Data section
════════

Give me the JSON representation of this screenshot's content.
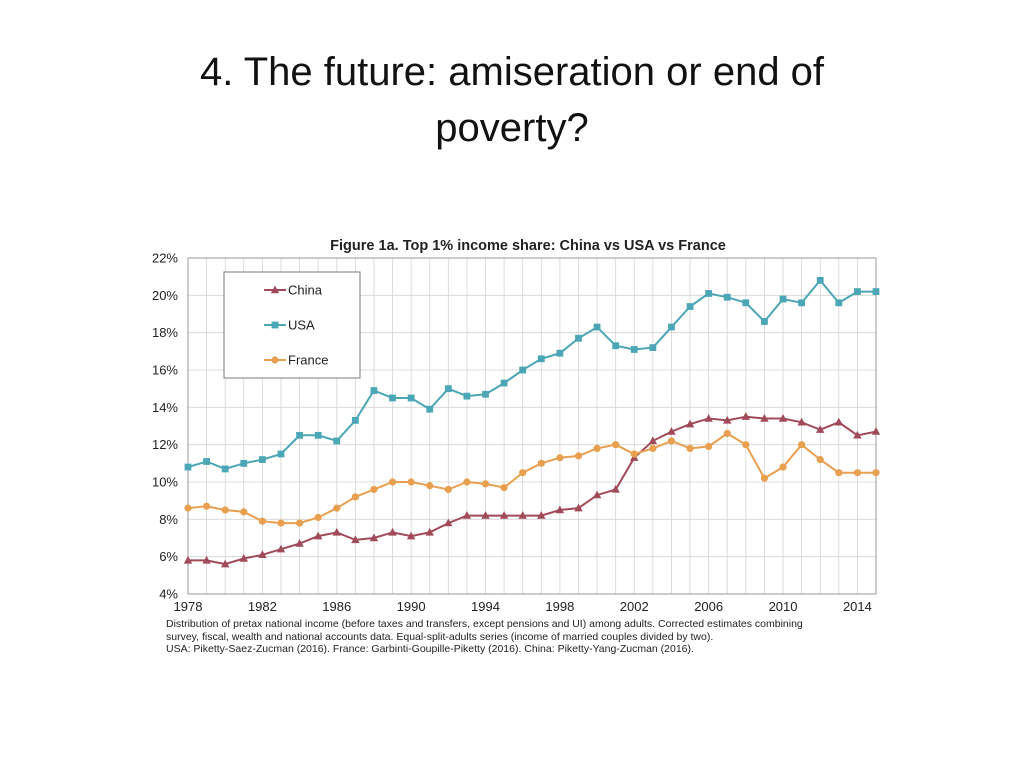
{
  "slide": {
    "title_line1": "4. The future: amiseration or end of",
    "title_line2": "poverty?"
  },
  "caption": {
    "line1": "Distribution of pretax national income (before taxes and transfers, except pensions and UI) among adults. Corrected estimates combining",
    "line2": "survey, fiscal, wealth and national accounts data. Equal-split-adults series (income of married couples divided by two).",
    "line3": "USA: Piketty-Saez-Zucman (2016). France: Garbinti-Goupille-Piketty (2016). China: Piketty-Yang-Zucman (2016)."
  },
  "chart_data": {
    "type": "line",
    "title": "Figure 1a. Top 1% income share: China vs USA vs France",
    "xlabel": "",
    "ylabel": "",
    "xlim": [
      1978,
      2015
    ],
    "ylim": [
      4,
      22
    ],
    "y_ticks": [
      4,
      6,
      8,
      10,
      12,
      14,
      16,
      18,
      20,
      22
    ],
    "y_tick_labels": [
      "4%",
      "6%",
      "8%",
      "10%",
      "12%",
      "14%",
      "16%",
      "18%",
      "20%",
      "22%"
    ],
    "x_ticks": [
      1978,
      1982,
      1986,
      1990,
      1994,
      1998,
      2002,
      2006,
      2010,
      2014
    ],
    "x_tick_labels": [
      "1978",
      "1982",
      "1986",
      "1990",
      "1994",
      "1998",
      "2002",
      "2006",
      "2010",
      "2014"
    ],
    "grid": true,
    "legend_position": "top-left",
    "x": [
      1978,
      1979,
      1980,
      1981,
      1982,
      1983,
      1984,
      1985,
      1986,
      1987,
      1988,
      1989,
      1990,
      1991,
      1992,
      1993,
      1994,
      1995,
      1996,
      1997,
      1998,
      1999,
      2000,
      2001,
      2002,
      2003,
      2004,
      2005,
      2006,
      2007,
      2008,
      2009,
      2010,
      2011,
      2012,
      2013,
      2014,
      2015
    ],
    "series": [
      {
        "name": "China",
        "color": "#a04a5a",
        "marker": "triangle",
        "values": [
          5.8,
          5.8,
          5.6,
          5.9,
          6.1,
          6.4,
          6.7,
          7.1,
          7.3,
          6.9,
          7.0,
          7.3,
          7.1,
          7.3,
          7.8,
          8.2,
          8.2,
          8.2,
          8.2,
          8.2,
          8.5,
          8.6,
          9.3,
          9.6,
          11.3,
          12.2,
          12.7,
          13.1,
          13.4,
          13.3,
          13.5,
          13.4,
          13.4,
          13.2,
          12.8,
          13.2,
          12.5,
          12.7
        ]
      },
      {
        "name": "USA",
        "color": "#4ba6b5",
        "marker": "square",
        "values": [
          10.8,
          11.1,
          10.7,
          11.0,
          11.2,
          11.5,
          12.5,
          12.5,
          12.2,
          13.3,
          14.9,
          14.5,
          14.5,
          13.9,
          15.0,
          14.6,
          14.7,
          15.3,
          16.0,
          16.6,
          16.9,
          17.7,
          18.3,
          17.3,
          17.1,
          17.2,
          18.3,
          19.4,
          20.1,
          19.9,
          19.6,
          18.6,
          19.8,
          19.6,
          20.8,
          19.6,
          20.2,
          20.2
        ]
      },
      {
        "name": "France",
        "color": "#e8a050",
        "marker": "circle",
        "values": [
          8.6,
          8.7,
          8.5,
          8.4,
          7.9,
          7.8,
          7.8,
          8.1,
          8.6,
          9.2,
          9.6,
          10.0,
          10.0,
          9.8,
          9.6,
          10.0,
          9.9,
          9.7,
          10.5,
          11.0,
          11.3,
          11.4,
          11.8,
          12.0,
          11.5,
          11.8,
          12.2,
          11.8,
          11.9,
          12.6,
          12.0,
          10.2,
          10.8,
          12.0,
          11.2,
          10.5,
          10.5,
          10.5
        ]
      }
    ]
  }
}
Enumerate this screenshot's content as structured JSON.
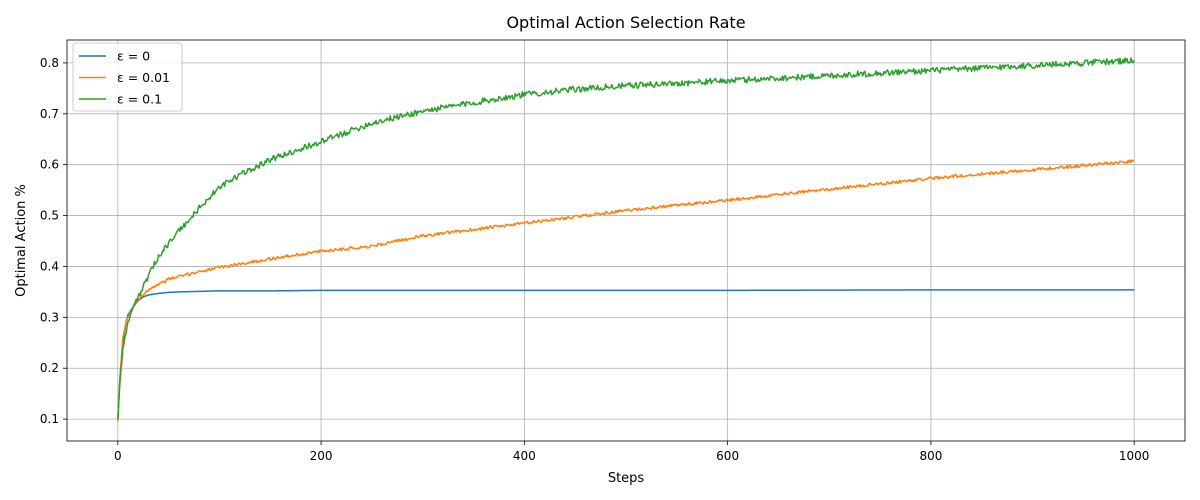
{
  "chart_data": {
    "type": "line",
    "title": "Optimal Action Selection Rate",
    "xlabel": "Steps",
    "ylabel": "Optimal Action %",
    "xlim": [
      -50,
      1050
    ],
    "ylim": [
      0.057,
      0.845
    ],
    "xticks": [
      0,
      200,
      400,
      600,
      800,
      1000
    ],
    "yticks": [
      0.1,
      0.2,
      0.3,
      0.4,
      0.5,
      0.6,
      0.7,
      0.8
    ],
    "xtick_labels": [
      "0",
      "200",
      "400",
      "600",
      "800",
      "1000"
    ],
    "ytick_labels": [
      "0.1",
      "0.2",
      "0.3",
      "0.4",
      "0.5",
      "0.6",
      "0.7",
      "0.8"
    ],
    "grid": true,
    "legend_position": "top-left",
    "series": [
      {
        "name": "ε = 0",
        "color": "#1f77b4",
        "noise": 0,
        "x": [
          0,
          2,
          5,
          8,
          10,
          15,
          20,
          25,
          30,
          40,
          50,
          60,
          80,
          100,
          150,
          200,
          300,
          400,
          600,
          800,
          1000
        ],
        "y": [
          0.1,
          0.18,
          0.25,
          0.29,
          0.305,
          0.32,
          0.333,
          0.34,
          0.344,
          0.347,
          0.349,
          0.35,
          0.351,
          0.352,
          0.352,
          0.353,
          0.353,
          0.353,
          0.353,
          0.354,
          0.354
        ]
      },
      {
        "name": "ε = 0.01",
        "color": "#ff7f0e",
        "noise": 0.003,
        "x": [
          0,
          2,
          5,
          8,
          10,
          15,
          20,
          25,
          30,
          40,
          50,
          60,
          80,
          100,
          150,
          200,
          250,
          300,
          400,
          500,
          600,
          700,
          800,
          900,
          1000
        ],
        "y": [
          0.095,
          0.18,
          0.26,
          0.29,
          0.3,
          0.32,
          0.335,
          0.345,
          0.355,
          0.365,
          0.375,
          0.38,
          0.39,
          0.398,
          0.415,
          0.43,
          0.44,
          0.46,
          0.485,
          0.51,
          0.53,
          0.552,
          0.573,
          0.59,
          0.607
        ]
      },
      {
        "name": "ε = 0.1",
        "color": "#2ca02c",
        "noise": 0.006,
        "x": [
          0,
          2,
          5,
          8,
          10,
          15,
          20,
          25,
          30,
          40,
          50,
          60,
          70,
          80,
          100,
          120,
          150,
          200,
          250,
          300,
          350,
          400,
          450,
          500,
          600,
          700,
          800,
          900,
          1000
        ],
        "y": [
          0.1,
          0.17,
          0.24,
          0.27,
          0.29,
          0.32,
          0.34,
          0.36,
          0.38,
          0.42,
          0.445,
          0.47,
          0.49,
          0.515,
          0.555,
          0.58,
          0.61,
          0.645,
          0.682,
          0.705,
          0.722,
          0.738,
          0.748,
          0.755,
          0.765,
          0.775,
          0.785,
          0.795,
          0.805
        ]
      }
    ]
  }
}
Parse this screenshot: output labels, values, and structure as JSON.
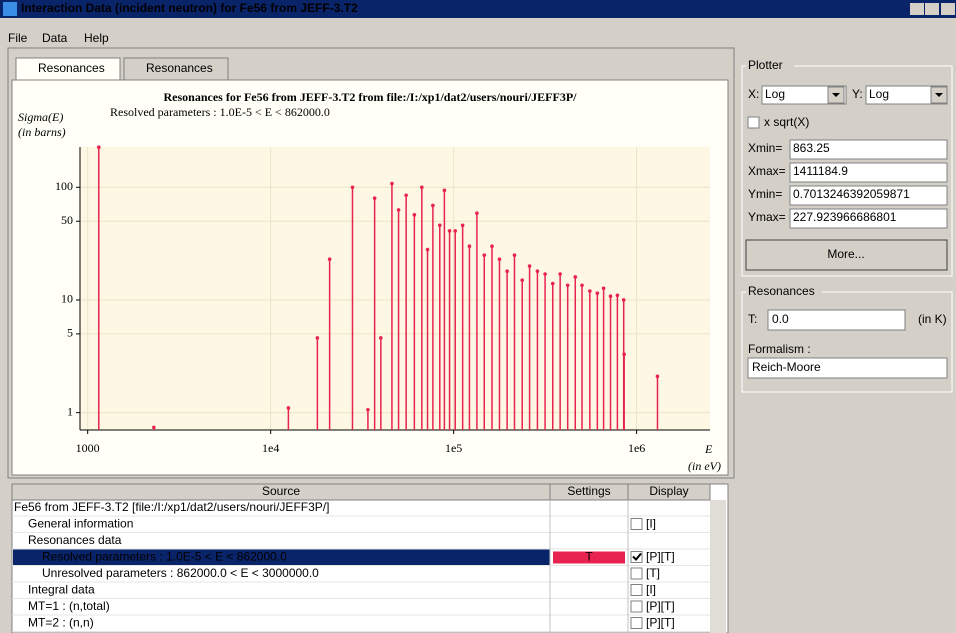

════════

Aim
Reproduce every record above exactly, but leave out the pictures.

Complete response
Give me the JSON representation of this screenshot's content.
{
  "slide": {
    "title_line1": "4. The future: amiseration or end of",
    "title_line2": "poverty?"
  },
  "caption": {
    "line1": "Distribution of pretax national income (before taxes and transfers, except pensions and UI) among adults. Corrected estimates combining",
    "line2": "survey, fiscal, wealth and national accounts data. Equal-split-adults series (income of married couples divided by two).",
    "line3": "USA: Piketty-Saez-Zucman (2016). France: Garbinti-Goupille-Piketty (2016). China: Piketty-Yang-Zucman (2016)."
  },
  "chart_data": {
    "type": "line",
    "title": "Figure 1a. Top 1% income share: China vs USA vs France",
    "xlabel": "",
    "ylabel": "",
    "xlim": [
      1978,
      2015
    ],
    "ylim": [
      4,
      22
    ],
    "y_ticks": [
      4,
      6,
      8,
      10,
      12,
      14,
      16,
      18,
      20,
      22
    ],
    "y_tick_labels": [
      "4%",
      "6%",
      "8%",
      "10%",
      "12%",
      "14%",
      "16%",
      "18%",
      "20%",
      "22%"
    ],
    "x_ticks": [
      1978,
      1982,
      1986,
      1990,
      1994,
      1998,
      2002,
      2006,
      2010,
      2014
    ],
    "x_tick_labels": [
      "1978",
      "1982",
      "1986",
      "1990",
      "1994",
      "1998",
      "2002",
      "2006",
      "2010",
      "2014"
    ],
    "grid": true,
    "legend_position": "top-left",
    "x": [
      1978,
      1979,
      1980,
      1981,
      1982,
      1983,
      1984,
      1985,
      1986,
      1987,
      1988,
      1989,
      1990,
      1991,
      1992,
      1993,
      1994,
      1995,
      1996,
      1997,
      1998,
      1999,
      2000,
      2001,
      2002,
      2003,
      2004,
      2005,
      2006,
      2007,
      2008,
      2009,
      2010,
      2011,
      2012,
      2013,
      2014,
      2015
    ],
    "series": [
      {
        "name": "China",
        "color": "#a04a5a",
        "marker": "triangle",
        "values": [
          5.8,
          5.8,
          5.6,
          5.9,
          6.1,
          6.4,
          6.7,
          7.1,
          7.3,
          6.9,
          7.0,
          7.3,
          7.1,
          7.3,
          7.8,
          8.2,
          8.2,
          8.2,
          8.2,
          8.2,
          8.5,
          8.6,
          9.3,
          9.6,
          11.3,
          12.2,
          12.7,
          13.1,
          13.4,
          13.3,
          13.5,
          13.4,
          13.4,
          13.2,
          12.8,
          13.2,
          12.5,
          12.7
        ]
      },
      {
        "name": "USA",
        "color": "#4ba6b5",
        "marker": "square",
        "values": [
          10.8,
          11.1,
          10.7,
          11.0,
          11.2,
          11.5,
          12.5,
          12.5,
          12.2,
          13.3,
          14.9,
          14.5,
          14.5,
          13.9,
          15.0,
          14.6,
          14.7,
          15.3,
          16.0,
          16.6,
          16.9,
          17.7,
          18.3,
          17.3,
          17.1,
          17.2,
          18.3,
          19.4,
          20.1,
          19.9,
          19.6,
          18.6,
          19.8,
          19.6,
          20.8,
          19.6,
          20.2,
          20.2
        ]
      },
      {
        "name": "France",
        "color": "#e8a050",
        "marker": "circle",
        "values": [
          8.6,
          8.7,
          8.5,
          8.4,
          7.9,
          7.8,
          7.8,
          8.1,
          8.6,
          9.2,
          9.6,
          10.0,
          10.0,
          9.8,
          9.6,
          10.0,
          9.9,
          9.7,
          10.5,
          11.0,
          11.3,
          11.4,
          11.8,
          12.0,
          11.5,
          11.8,
          12.2,
          11.8,
          11.9,
          12.6,
          12.0,
          10.2,
          10.8,
          12.0,
          11.2,
          10.5,
          10.5,
          10.5
        ]
      }
    ]
  }
}
Enumerate this screenshot's content as structured JSON.
{
  "chart_data": {
    "type": "line",
    "title": "Optimal Action Selection Rate",
    "xlabel": "Steps",
    "ylabel": "Optimal Action %",
    "xlim": [
      -50,
      1050
    ],
    "ylim": [
      0.057,
      0.845
    ],
    "xticks": [
      0,
      200,
      400,
      600,
      800,
      1000
    ],
    "yticks": [
      0.1,
      0.2,
      0.3,
      0.4,
      0.5,
      0.6,
      0.7,
      0.8
    ],
    "xtick_labels": [
      "0",
      "200",
      "400",
      "600",
      "800",
      "1000"
    ],
    "ytick_labels": [
      "0.1",
      "0.2",
      "0.3",
      "0.4",
      "0.5",
      "0.6",
      "0.7",
      "0.8"
    ],
    "grid": true,
    "legend_position": "top-left",
    "series": [
      {
        "name": "ε = 0",
        "color": "#1f77b4",
        "noise": 0,
        "x": [
          0,
          2,
          5,
          8,
          10,
          15,
          20,
          25,
          30,
          40,
          50,
          60,
          80,
          100,
          150,
          200,
          300,
          400,
          600,
          800,
          1000
        ],
        "y": [
          0.1,
          0.18,
          0.25,
          0.29,
          0.305,
          0.32,
          0.333,
          0.34,
          0.344,
          0.347,
          0.349,
          0.35,
          0.351,
          0.352,
          0.352,
          0.353,
          0.353,
          0.353,
          0.353,
          0.354,
          0.354
        ]
      },
      {
        "name": "ε = 0.01",
        "color": "#ff7f0e",
        "noise": 0.003,
        "x": [
          0,
          2,
          5,
          8,
          10,
          15,
          20,
          25,
          30,
          40,
          50,
          60,
          80,
          100,
          150,
          200,
          250,
          300,
          400,
          500,
          600,
          700,
          800,
          900,
          1000
        ],
        "y": [
          0.095,
          0.18,
          0.26,
          0.29,
          0.3,
          0.32,
          0.335,
          0.345,
          0.355,
          0.365,
          0.375,
          0.38,
          0.39,
          0.398,
          0.415,
          0.43,
          0.44,
          0.46,
          0.485,
          0.51,
          0.53,
          0.552,
          0.573,
          0.59,
          0.607
        ]
      },
      {
        "name": "ε = 0.1",
        "color": "#2ca02c",
        "noise": 0.006,
        "x": [
          0,
          2,
          5,
          8,
          10,
          15,
          20,
          25,
          30,
          40,
          50,
          60,
          70,
          80,
          100,
          120,
          150,
          200,
          250,
          300,
          350,
          400,
          450,
          500,
          600,
          700,
          800,
          900,
          1000
        ],
        "y": [
          0.1,
          0.17,
          0.24,
          0.27,
          0.29,
          0.32,
          0.34,
          0.36,
          0.38,
          0.42,
          0.445,
          0.47,
          0.49,
          0.515,
          0.555,
          0.58,
          0.61,
          0.645,
          0.682,
          0.705,
          0.722,
          0.738,
          0.748,
          0.755,
          0.765,
          0.775,
          0.785,
          0.795,
          0.805
        ]
      }
    ]
  }
}
Parse this screenshot: output labels, values, and structure as JSON.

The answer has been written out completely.